++++ Rows
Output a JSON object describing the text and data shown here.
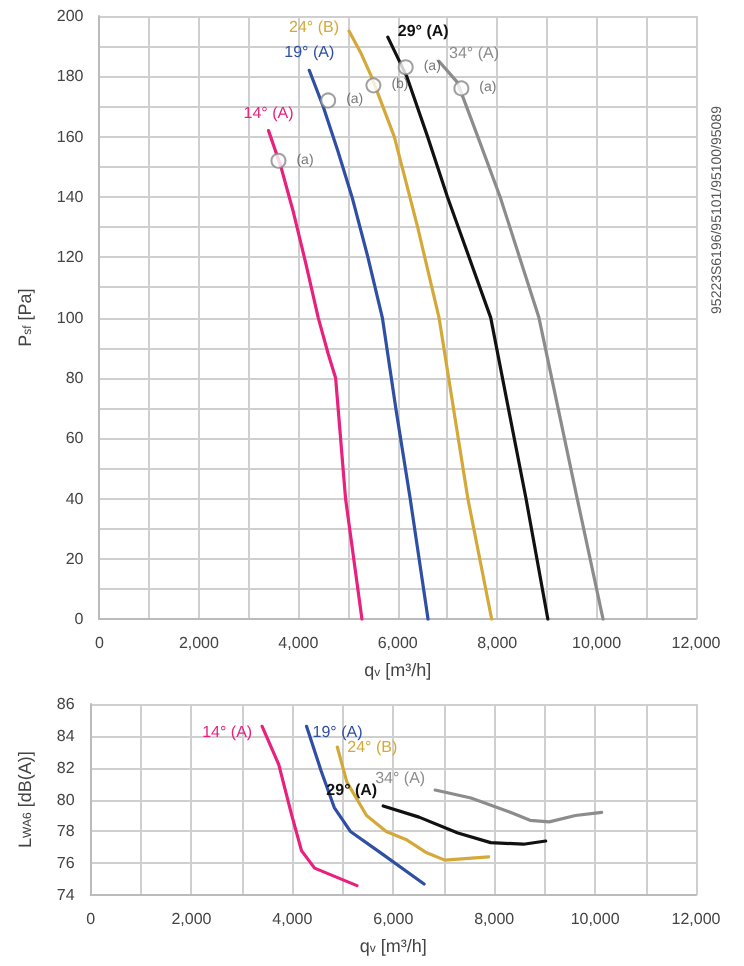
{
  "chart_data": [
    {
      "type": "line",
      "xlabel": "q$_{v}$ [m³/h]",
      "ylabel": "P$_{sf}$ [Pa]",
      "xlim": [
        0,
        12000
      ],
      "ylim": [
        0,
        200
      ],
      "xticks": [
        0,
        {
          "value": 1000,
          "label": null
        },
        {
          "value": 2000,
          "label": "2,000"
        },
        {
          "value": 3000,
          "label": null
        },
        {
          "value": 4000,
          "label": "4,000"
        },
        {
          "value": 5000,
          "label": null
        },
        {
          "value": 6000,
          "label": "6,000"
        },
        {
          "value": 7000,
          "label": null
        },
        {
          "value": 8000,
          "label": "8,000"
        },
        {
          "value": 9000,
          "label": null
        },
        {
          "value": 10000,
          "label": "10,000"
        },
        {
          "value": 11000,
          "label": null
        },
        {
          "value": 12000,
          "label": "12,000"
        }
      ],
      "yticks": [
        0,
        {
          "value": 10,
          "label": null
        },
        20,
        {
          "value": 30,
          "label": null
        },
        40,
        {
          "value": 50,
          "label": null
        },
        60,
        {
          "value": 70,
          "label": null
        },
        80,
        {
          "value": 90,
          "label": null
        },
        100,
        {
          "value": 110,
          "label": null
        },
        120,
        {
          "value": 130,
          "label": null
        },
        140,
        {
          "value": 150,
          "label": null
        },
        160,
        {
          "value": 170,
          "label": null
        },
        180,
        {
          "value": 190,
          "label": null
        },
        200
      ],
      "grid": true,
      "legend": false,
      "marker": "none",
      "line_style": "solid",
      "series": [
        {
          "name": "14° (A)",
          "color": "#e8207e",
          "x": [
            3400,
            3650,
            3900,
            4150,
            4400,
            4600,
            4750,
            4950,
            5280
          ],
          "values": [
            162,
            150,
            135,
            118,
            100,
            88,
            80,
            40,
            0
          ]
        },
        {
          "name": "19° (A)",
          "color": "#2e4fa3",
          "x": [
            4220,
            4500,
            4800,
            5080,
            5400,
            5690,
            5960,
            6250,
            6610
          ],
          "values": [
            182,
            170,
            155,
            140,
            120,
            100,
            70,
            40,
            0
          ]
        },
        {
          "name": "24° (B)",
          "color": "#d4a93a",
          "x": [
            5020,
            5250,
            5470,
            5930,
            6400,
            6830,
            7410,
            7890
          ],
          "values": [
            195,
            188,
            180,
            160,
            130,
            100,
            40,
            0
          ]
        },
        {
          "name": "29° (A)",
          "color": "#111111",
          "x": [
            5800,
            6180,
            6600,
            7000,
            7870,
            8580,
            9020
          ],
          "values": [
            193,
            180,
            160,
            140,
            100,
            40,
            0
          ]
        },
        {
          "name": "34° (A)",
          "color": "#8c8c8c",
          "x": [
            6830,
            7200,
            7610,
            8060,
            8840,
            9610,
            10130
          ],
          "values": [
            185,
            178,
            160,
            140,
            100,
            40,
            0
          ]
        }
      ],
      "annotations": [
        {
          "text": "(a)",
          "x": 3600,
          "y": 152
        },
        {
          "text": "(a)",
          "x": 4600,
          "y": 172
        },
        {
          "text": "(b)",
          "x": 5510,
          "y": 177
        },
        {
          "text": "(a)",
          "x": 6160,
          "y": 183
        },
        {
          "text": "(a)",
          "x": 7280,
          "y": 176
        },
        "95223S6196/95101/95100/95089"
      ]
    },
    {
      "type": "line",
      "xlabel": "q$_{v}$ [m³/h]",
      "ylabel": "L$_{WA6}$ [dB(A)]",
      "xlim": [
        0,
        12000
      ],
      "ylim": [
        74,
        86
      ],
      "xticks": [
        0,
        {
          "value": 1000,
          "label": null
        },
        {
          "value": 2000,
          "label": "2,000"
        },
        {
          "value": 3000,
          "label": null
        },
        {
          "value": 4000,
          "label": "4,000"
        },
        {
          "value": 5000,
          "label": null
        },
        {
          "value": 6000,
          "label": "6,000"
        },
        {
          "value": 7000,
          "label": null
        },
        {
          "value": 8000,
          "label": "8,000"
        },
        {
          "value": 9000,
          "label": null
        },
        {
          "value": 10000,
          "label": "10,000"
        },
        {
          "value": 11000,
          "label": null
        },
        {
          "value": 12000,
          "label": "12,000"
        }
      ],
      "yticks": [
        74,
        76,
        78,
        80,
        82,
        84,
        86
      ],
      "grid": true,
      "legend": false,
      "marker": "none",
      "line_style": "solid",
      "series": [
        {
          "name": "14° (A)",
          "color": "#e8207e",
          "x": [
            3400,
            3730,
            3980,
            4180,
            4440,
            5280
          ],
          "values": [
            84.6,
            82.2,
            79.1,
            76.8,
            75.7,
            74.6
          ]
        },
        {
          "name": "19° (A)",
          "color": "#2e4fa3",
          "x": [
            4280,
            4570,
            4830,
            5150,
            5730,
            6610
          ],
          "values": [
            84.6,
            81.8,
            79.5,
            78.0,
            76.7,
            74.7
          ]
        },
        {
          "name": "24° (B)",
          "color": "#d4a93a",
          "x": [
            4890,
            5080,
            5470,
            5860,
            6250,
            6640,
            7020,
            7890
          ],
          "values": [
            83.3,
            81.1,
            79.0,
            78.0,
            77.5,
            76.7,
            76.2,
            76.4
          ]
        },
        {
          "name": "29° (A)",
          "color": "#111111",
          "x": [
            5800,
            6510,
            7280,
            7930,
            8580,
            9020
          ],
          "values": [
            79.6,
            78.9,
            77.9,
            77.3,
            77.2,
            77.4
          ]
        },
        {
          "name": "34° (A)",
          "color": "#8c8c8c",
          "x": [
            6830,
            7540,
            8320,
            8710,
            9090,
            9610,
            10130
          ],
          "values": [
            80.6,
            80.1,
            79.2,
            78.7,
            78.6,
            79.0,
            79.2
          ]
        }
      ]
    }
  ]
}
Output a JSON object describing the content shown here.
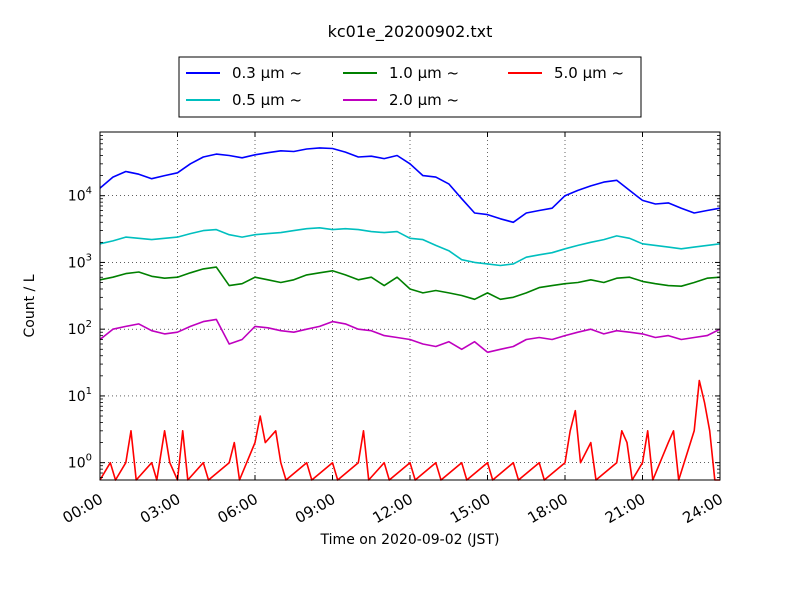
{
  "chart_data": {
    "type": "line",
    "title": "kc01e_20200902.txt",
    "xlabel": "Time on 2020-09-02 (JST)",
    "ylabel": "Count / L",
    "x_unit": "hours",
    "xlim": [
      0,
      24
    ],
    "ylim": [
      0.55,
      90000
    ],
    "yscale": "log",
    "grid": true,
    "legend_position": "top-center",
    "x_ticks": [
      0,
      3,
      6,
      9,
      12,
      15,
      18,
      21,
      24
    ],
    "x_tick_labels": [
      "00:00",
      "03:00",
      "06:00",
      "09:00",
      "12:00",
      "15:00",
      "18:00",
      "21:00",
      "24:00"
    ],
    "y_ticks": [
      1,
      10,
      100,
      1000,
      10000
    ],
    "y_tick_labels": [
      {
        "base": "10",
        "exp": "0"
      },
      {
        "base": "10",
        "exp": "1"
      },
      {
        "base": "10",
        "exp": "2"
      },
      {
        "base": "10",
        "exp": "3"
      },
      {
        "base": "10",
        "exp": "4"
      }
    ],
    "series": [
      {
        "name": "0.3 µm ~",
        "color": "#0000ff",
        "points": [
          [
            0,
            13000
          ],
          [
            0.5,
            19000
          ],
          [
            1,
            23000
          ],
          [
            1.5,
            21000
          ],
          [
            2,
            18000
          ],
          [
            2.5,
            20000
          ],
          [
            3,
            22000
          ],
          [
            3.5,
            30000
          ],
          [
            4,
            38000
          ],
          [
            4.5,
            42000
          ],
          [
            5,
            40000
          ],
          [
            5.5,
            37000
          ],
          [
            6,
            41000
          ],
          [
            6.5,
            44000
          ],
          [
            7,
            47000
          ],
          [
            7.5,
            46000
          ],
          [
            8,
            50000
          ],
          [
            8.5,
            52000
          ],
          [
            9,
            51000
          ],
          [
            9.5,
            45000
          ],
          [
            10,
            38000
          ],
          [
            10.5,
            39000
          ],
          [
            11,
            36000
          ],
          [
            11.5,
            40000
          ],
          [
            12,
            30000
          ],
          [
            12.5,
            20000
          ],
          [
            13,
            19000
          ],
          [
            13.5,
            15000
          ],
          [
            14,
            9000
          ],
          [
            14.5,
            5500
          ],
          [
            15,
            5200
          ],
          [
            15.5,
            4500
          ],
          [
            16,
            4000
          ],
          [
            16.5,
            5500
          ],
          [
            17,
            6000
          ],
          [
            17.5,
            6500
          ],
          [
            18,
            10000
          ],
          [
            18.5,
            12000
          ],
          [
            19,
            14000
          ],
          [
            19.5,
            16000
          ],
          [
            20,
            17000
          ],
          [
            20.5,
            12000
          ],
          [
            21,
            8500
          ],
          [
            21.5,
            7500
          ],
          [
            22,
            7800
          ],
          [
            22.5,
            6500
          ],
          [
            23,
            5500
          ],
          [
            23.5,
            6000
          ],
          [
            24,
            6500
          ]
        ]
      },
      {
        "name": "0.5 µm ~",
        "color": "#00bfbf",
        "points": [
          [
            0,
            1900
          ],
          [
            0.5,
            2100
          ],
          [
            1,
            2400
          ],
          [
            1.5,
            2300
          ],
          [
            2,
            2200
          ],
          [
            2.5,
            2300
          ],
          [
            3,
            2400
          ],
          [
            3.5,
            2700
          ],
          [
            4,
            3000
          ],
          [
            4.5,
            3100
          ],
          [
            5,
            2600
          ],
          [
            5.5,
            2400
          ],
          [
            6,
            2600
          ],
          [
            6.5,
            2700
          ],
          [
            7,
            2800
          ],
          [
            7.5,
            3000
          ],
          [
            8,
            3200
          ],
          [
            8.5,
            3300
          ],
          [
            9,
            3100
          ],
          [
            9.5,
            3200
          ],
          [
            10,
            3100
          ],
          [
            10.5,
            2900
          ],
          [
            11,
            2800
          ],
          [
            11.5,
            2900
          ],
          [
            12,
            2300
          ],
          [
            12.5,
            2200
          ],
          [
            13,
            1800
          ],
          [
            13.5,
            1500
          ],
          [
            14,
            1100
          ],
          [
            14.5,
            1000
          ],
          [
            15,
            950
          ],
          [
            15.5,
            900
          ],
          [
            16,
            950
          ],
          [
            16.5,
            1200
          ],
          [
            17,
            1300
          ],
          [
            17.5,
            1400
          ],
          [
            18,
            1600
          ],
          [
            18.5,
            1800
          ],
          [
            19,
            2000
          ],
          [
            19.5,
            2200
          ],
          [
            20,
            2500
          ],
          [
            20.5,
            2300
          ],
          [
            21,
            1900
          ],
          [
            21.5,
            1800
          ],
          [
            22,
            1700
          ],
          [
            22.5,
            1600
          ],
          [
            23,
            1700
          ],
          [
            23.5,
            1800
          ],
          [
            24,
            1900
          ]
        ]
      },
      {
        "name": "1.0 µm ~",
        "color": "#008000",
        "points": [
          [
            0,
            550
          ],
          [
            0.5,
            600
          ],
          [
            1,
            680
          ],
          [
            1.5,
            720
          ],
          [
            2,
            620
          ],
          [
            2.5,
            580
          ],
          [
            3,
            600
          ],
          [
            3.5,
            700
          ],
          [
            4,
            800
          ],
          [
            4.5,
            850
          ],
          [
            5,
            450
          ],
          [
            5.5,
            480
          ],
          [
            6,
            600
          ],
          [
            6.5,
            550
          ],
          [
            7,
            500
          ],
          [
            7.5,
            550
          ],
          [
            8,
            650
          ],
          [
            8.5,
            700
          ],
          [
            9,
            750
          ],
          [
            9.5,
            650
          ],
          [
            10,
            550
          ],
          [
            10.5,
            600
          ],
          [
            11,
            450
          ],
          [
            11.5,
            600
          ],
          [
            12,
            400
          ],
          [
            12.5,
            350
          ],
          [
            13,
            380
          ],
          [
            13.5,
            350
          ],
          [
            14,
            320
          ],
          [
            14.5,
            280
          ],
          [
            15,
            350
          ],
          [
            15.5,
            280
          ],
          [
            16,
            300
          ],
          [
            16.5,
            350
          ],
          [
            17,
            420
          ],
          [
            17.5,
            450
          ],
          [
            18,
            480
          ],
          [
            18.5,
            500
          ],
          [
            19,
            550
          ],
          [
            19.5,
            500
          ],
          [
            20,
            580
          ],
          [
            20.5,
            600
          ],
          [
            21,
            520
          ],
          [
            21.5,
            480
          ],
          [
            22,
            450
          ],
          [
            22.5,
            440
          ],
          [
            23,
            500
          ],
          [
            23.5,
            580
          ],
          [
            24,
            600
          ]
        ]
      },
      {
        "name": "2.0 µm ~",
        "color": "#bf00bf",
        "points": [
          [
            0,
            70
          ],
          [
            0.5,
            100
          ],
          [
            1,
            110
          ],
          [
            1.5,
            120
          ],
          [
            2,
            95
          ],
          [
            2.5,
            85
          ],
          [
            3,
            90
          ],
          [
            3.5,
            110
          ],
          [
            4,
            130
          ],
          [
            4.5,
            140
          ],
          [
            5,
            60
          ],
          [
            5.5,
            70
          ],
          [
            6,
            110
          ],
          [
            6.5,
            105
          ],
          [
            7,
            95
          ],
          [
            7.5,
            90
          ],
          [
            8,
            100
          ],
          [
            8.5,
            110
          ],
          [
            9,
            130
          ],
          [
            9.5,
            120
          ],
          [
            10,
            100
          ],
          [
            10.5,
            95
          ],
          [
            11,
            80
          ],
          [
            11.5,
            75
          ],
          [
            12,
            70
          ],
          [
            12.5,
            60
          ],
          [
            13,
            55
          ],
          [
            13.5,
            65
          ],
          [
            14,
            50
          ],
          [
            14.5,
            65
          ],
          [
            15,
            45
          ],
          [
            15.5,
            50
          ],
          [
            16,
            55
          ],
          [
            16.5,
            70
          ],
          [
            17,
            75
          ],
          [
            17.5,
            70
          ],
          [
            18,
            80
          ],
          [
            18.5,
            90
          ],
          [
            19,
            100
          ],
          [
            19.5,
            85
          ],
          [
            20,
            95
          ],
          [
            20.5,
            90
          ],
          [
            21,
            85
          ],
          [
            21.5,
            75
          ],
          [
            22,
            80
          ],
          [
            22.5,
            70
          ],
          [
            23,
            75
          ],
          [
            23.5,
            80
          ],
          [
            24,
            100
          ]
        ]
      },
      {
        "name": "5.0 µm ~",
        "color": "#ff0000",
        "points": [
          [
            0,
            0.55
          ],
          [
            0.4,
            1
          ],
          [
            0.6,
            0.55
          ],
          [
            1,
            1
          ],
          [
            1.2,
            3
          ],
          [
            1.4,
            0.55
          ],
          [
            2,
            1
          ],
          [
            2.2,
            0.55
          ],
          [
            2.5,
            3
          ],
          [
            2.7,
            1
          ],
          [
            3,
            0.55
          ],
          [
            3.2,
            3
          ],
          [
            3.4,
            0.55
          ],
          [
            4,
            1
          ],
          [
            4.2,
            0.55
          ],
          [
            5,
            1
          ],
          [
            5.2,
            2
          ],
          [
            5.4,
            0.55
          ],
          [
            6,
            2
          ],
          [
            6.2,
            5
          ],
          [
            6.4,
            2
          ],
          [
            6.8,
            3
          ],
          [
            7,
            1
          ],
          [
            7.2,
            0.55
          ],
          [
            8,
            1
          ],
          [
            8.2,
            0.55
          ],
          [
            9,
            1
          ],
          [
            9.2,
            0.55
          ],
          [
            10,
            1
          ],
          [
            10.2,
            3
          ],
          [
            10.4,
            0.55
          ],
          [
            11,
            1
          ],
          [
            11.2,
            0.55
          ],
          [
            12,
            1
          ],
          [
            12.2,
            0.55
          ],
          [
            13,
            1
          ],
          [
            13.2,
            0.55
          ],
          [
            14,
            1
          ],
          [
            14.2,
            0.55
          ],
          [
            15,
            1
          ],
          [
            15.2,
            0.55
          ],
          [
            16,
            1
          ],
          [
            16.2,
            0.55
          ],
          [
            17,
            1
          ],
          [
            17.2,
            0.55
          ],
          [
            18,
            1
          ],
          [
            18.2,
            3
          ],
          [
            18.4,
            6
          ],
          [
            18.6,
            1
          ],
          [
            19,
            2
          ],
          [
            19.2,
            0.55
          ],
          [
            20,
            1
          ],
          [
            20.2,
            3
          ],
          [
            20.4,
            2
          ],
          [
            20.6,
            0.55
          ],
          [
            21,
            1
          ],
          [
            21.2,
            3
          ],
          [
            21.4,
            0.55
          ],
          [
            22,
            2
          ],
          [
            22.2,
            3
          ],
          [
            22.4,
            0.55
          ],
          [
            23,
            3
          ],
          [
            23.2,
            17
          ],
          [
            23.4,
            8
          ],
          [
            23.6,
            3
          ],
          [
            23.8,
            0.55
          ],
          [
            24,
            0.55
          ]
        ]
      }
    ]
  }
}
++++++++
Requirement:
Search the records above for "shown". Copy each line where it is found.

Worked answer:
Output a JSON object describing the text and data shown here.
Output a JSON object describing the content shown here.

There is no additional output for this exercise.